Extracts from a graphics dataset
============================================================

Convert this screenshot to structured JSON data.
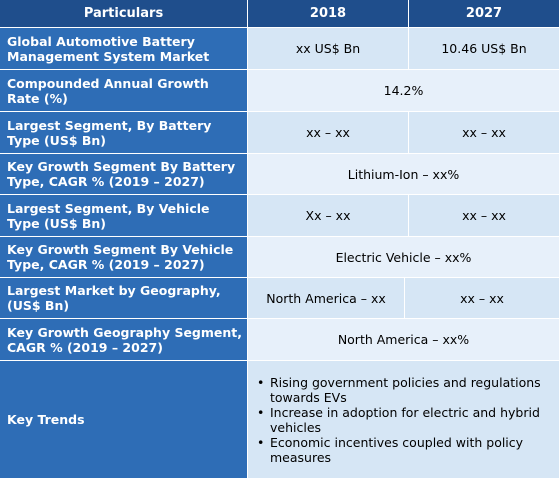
{
  "header": {
    "particulars": "Particulars",
    "year1": "2018",
    "year2": "2027"
  },
  "rows": [
    {
      "label": "Global Automotive Battery Management System Market",
      "v1": "xx US$ Bn",
      "v2": "10.46 US$ Bn"
    },
    {
      "label": "Compounded Annual Growth Rate (%)",
      "v": "14.2%"
    },
    {
      "label": "Largest Segment, By Battery Type (US$ Bn)",
      "v1": "xx – xx",
      "v2": "xx – xx"
    },
    {
      "label": "Key Growth Segment By Battery Type, CAGR % (2019 – 2027)",
      "v": "Lithium-Ion – xx%"
    },
    {
      "label": "Largest Segment, By Vehicle Type (US$ Bn)",
      "v1": "Xx – xx",
      "v2": "xx – xx"
    },
    {
      "label": "Key Growth Segment By Vehicle Type, CAGR % (2019 – 2027)",
      "v": "Electric Vehicle  – xx%"
    },
    {
      "label": "Largest Market by Geography, (US$ Bn)",
      "v1": "North America – xx",
      "v2": "xx – xx"
    },
    {
      "label": "Key Growth Geography Segment, CAGR % (2019 – 2027)",
      "v": "North America – xx%"
    },
    {
      "label": "Key Trends",
      "bullets": [
        "Rising government policies and regulations towards EVs",
        "Increase in adoption for electric and hybrid vehicles",
        "Economic incentives coupled with policy measures"
      ]
    }
  ],
  "colors": {
    "header_bg": "#1f4e8c",
    "label_bg": "#2e6db6",
    "value_bg_a": "#d6e6f5",
    "value_bg_b": "#e7f0fa"
  }
}
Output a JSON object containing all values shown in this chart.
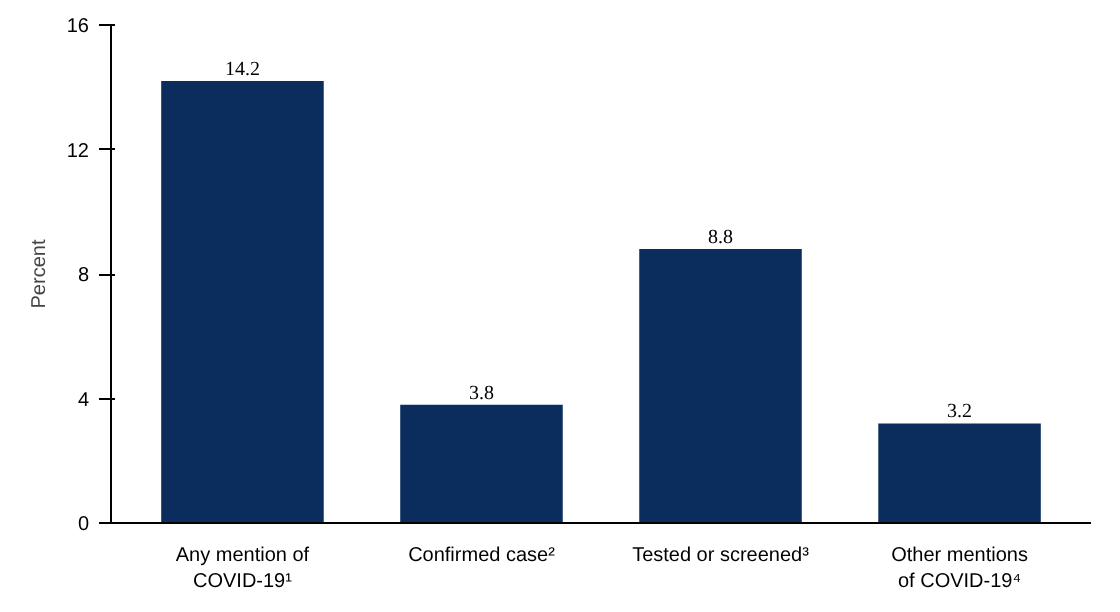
{
  "chart_data": {
    "type": "bar",
    "ylabel": "Percent",
    "categories": [
      "Any mention of\nCOVID-19¹",
      "Confirmed case²",
      "Tested or screened³",
      "Other mentions\nof COVID-19⁴"
    ],
    "values": [
      14.2,
      3.8,
      8.8,
      3.2
    ],
    "color": "#0b2d5e",
    "ylim": [
      0,
      16
    ],
    "yticks": [
      0,
      4,
      8,
      12,
      16
    ],
    "grid": false,
    "data_labels": true
  }
}
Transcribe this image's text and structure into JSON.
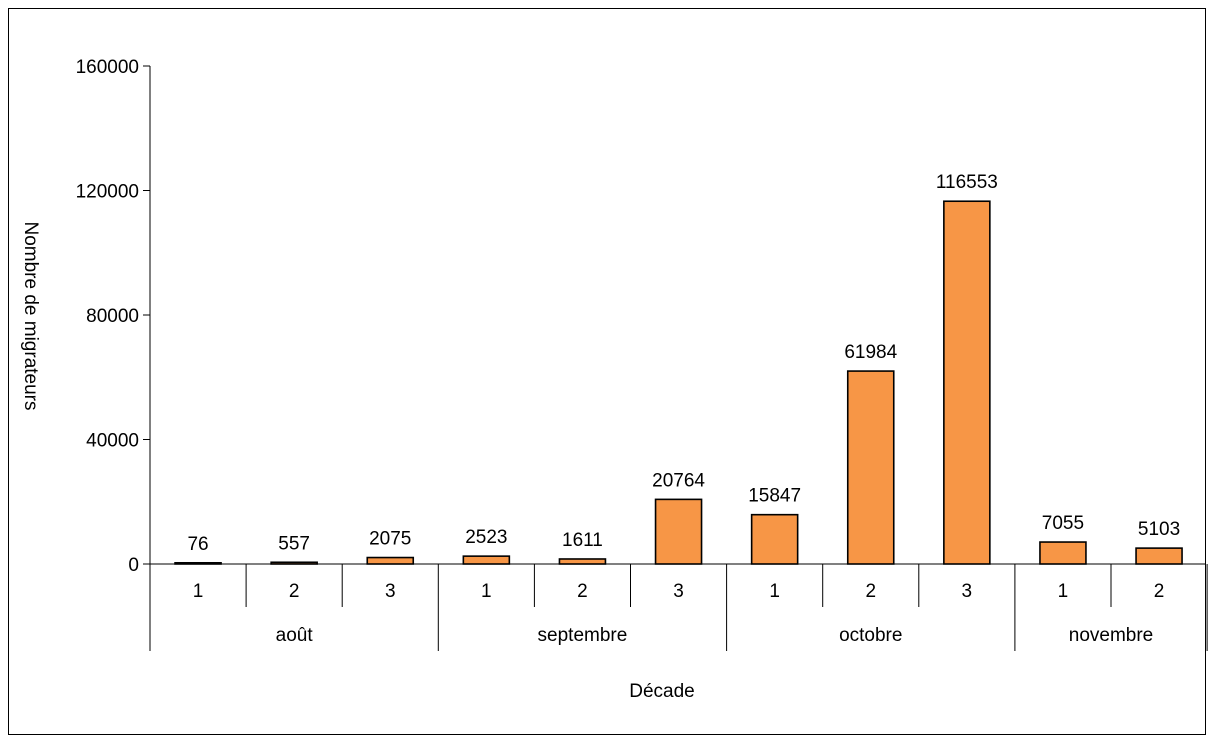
{
  "chart_data": {
    "type": "bar",
    "title": "",
    "xlabel": "Décade",
    "ylabel": "Nombre de migrateurs",
    "ylim": [
      0,
      160000
    ],
    "yticks": [
      "0",
      "40000",
      "80000",
      "120000",
      "160000"
    ],
    "ytick_values": [
      0,
      40000,
      80000,
      120000,
      160000
    ],
    "grid": false,
    "legend": "none",
    "groups": [
      {
        "label": "août",
        "categories": [
          "1",
          "2",
          "3"
        ]
      },
      {
        "label": "septembre",
        "categories": [
          "1",
          "2",
          "3"
        ]
      },
      {
        "label": "octobre",
        "categories": [
          "1",
          "2",
          "3"
        ]
      },
      {
        "label": "novembre",
        "categories": [
          "1",
          "2"
        ]
      }
    ],
    "values": [
      76,
      557,
      2075,
      2523,
      1611,
      20764,
      15847,
      61984,
      116553,
      7055,
      5103
    ],
    "data_labels": [
      "76",
      "557",
      "2075",
      "2523",
      "1611",
      "20764",
      "15847",
      "61984",
      "116553",
      "7055",
      "5103"
    ],
    "colors": {
      "bar_fill": "#F79646",
      "bar_stroke": "#000000",
      "axis": "#000000"
    }
  }
}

============================================================

WHAT YOU HAVE TO DO >>
Your task is an exact transcription of all the data, minus the pictures.

ANSWER TO THE PROBLEM >>
Convert this screenshot to structured JSON data.
{
  "header": {
    "particulars": "Particulars",
    "year1": "2018",
    "year2": "2027"
  },
  "rows": [
    {
      "label": "Global Automotive Battery Management System Market",
      "v1": "xx US$ Bn",
      "v2": "10.46 US$ Bn"
    },
    {
      "label": "Compounded Annual Growth Rate (%)",
      "v": "14.2%"
    },
    {
      "label": "Largest Segment, By Battery Type (US$ Bn)",
      "v1": "xx – xx",
      "v2": "xx – xx"
    },
    {
      "label": "Key Growth Segment By Battery Type, CAGR % (2019 – 2027)",
      "v": "Lithium-Ion – xx%"
    },
    {
      "label": "Largest Segment, By Vehicle Type (US$ Bn)",
      "v1": "Xx – xx",
      "v2": "xx – xx"
    },
    {
      "label": "Key Growth Segment By Vehicle Type, CAGR % (2019 – 2027)",
      "v": "Electric Vehicle  – xx%"
    },
    {
      "label": "Largest Market by Geography, (US$ Bn)",
      "v1": "North America – xx",
      "v2": "xx – xx"
    },
    {
      "label": "Key Growth Geography Segment, CAGR % (2019 – 2027)",
      "v": "North America – xx%"
    },
    {
      "label": "Key Trends",
      "bullets": [
        "Rising government policies and regulations towards EVs",
        "Increase in adoption for electric and hybrid vehicles",
        "Economic incentives coupled with policy measures"
      ]
    }
  ],
  "colors": {
    "header_bg": "#1f4e8c",
    "label_bg": "#2e6db6",
    "value_bg_a": "#d6e6f5",
    "value_bg_b": "#e7f0fa"
  }
}
Output a JSON object containing all values shown in this chart.
{
  "chart_data": {
    "type": "bar",
    "ylabel": "Percent",
    "categories": [
      "Any mention of\nCOVID-19¹",
      "Confirmed case²",
      "Tested or screened³",
      "Other mentions\nof COVID-19⁴"
    ],
    "values": [
      14.2,
      3.8,
      8.8,
      3.2
    ],
    "color": "#0b2d5e",
    "ylim": [
      0,
      16
    ],
    "yticks": [
      0,
      4,
      8,
      12,
      16
    ],
    "grid": false,
    "data_labels": true
  }
}
Transcribe this image's text and structure into JSON.
{
  "chart_data": {
    "type": "bar",
    "title": "",
    "xlabel": "Décade",
    "ylabel": "Nombre de migrateurs",
    "ylim": [
      0,
      160000
    ],
    "yticks": [
      "0",
      "40000",
      "80000",
      "120000",
      "160000"
    ],
    "ytick_values": [
      0,
      40000,
      80000,
      120000,
      160000
    ],
    "grid": false,
    "legend": "none",
    "groups": [
      {
        "label": "août",
        "categories": [
          "1",
          "2",
          "3"
        ]
      },
      {
        "label": "septembre",
        "categories": [
          "1",
          "2",
          "3"
        ]
      },
      {
        "label": "octobre",
        "categories": [
          "1",
          "2",
          "3"
        ]
      },
      {
        "label": "novembre",
        "categories": [
          "1",
          "2"
        ]
      }
    ],
    "values": [
      76,
      557,
      2075,
      2523,
      1611,
      20764,
      15847,
      61984,
      116553,
      7055,
      5103
    ],
    "data_labels": [
      "76",
      "557",
      "2075",
      "2523",
      "1611",
      "20764",
      "15847",
      "61984",
      "116553",
      "7055",
      "5103"
    ],
    "colors": {
      "bar_fill": "#F79646",
      "bar_stroke": "#000000",
      "axis": "#000000"
    }
  }
}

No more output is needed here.